Task brief
Across all the lines below, how many contain the string "huolimatta"? Please reply with the number only.

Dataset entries
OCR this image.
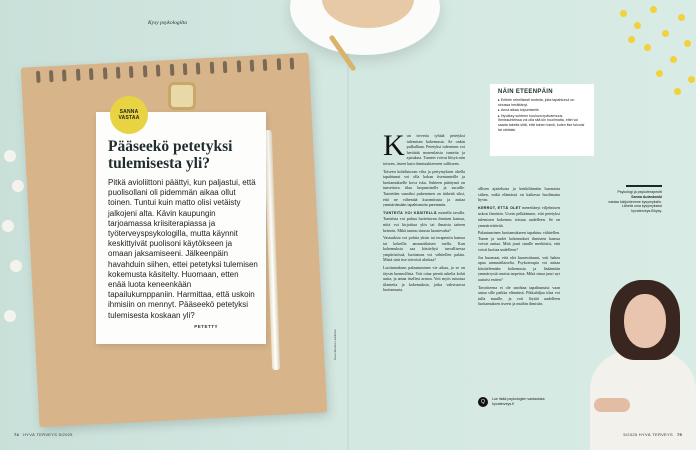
Kysy psykologilta
Pääseekö petetyksi tulemisesta yli?

Pitkä avioliittoni päättyi, kun paljastui, että puolisollani oli pidemmän aikaa ollut toinen. Tuntui kuin matto olisi vetäisty jalkojeni alta. Kävin kaupungin tarjoamassa kriisiterapiassa ja työterveyspsykologilla, mutta käynnit keskittyivät puolisoni käytökseen ja omaan jaksamiseeni. Jälkeenpäin havahduin siihen, ettei petetyksi tulemisen kokemusta käsitelty. Huomaan, etten enää luota keneenkään tapailukumppaniin. Harmittaa, että uskoin ihmisiin on mennyt. Pääseekö petetyksi tulemisesta koskaan yli?

PETETTY
SANNA
VASTAA
Kuva Markus Leikkinen
K un tervetia tyhtää petetyksi tulemisen kokemusta. Se onkin pulkallaan. Petetyksi tulemisen voi herättää monenlaisia tunteita ja ajatuksia. Tunteet voivat liittyä niin toiseen, itseen kuin ihmissuhteeseen sallitseen.

Toiseen kohdistuvan viha ja pettymyksen ohella tapahtunut voi olla kokan itsentunteille ja luottamukselle kova isku. Suhteen päättymä on tunsettava tilaa luopumiselle ja suruille. Tunteiden sanoiksi pukeminen on tärkeää siksi, että ne vähentää kuormitusta ja auttaa ymmärtämään tapahtunutta paremmin.

TUNTEITA VOI KÄSITELLÄ monella tavalla. Tunteista voi puhua luotettavan ihmisen kanssa, niitä voi kirjoittaa ylös tai ilmaista taiteen keinoin. Mikä tuntuu sinusta luontevalta?

Vastauksia voi pohtia yksin tai terapeutin kanssa tai kokeilla ammattilaisen tuella. Kun kokemuksia saa käsiteltyä turvallisessa ympäristössä, luottamus voi vähitellen palata. Mistä sinä itse toivoisit aloittaa?

Luottamuksen palautuminen vie aikaa, ja se on täysin luonnollista. Voit ottaa pieniä askelia kohti uutta, ja antaa itsellesi armoa. Voit myös tutustua tilanteita ja kokemuksia, jotka vahvistavat luottamusta.

allisen ajattelusta ja kenkiltämätn huomiota siihen, mikä elämässä on kaikesta huolimatta hyvin.

KERROT, ETTÄ OLET menettänyt viljelmisen uskon ihmisiin. Usein pelkäämme, että petetyksi tulemisen kokemus toistuu uudelleen. Se on ymmärrettävää.

Palautuminen luottamukseen tapahtuu vähitellen. Tunne ja uudet kokemukset ihmisten kanssa voivat auttaa. Mitä juuri sinulle merkitsisi, että voisit luottaa uudelleen?

Jos huomaat, että olet kuormittunut, voit hakea apua ammattilaiselta. Psykoterapia voi auttaa käsittelemään kokemusta ja lisäämään ymmärrystä omista tarpeista. Mikä sinua juuri nyt auttaisi eniten?

Tavoitteena ei ole unohtaa tapahtunutta vaan antaa sille paikka elämässä. Pikkuhiljaa tilaa voi tulla muulle, ja voit löytää uudelleen luottamuksen itseesi ja muihin ihmisiin.

NÄIN ETEENPÄIN
▸Erittele rehellisesti tunteita, joita tapahtunut on sinussa herättänyt.
▸Anna aikaa toipumiselle.
▸Hyväksy suhteen kuuluva epävarmuus. Ihmissuhteissa voi olla sitä kin huolimatta, ettei voi saada takeita siitä, että toinen toimii, kuten itse toivoisi tai olettaisi.
Psykologi ja psykoterapeutti
Sanna Aulankoski
vastaa lukijoidemme kysymyksiin.
Lähetä oma kysymyksesi hyvaterveys.fi/kysy.
Q	Lue lisää psykologien vastauksia: hyvaterveys.fi
74 HYVÄ TERVEYS 5/2025	5/2025 HYVÄ TERVEYS 75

Final result
2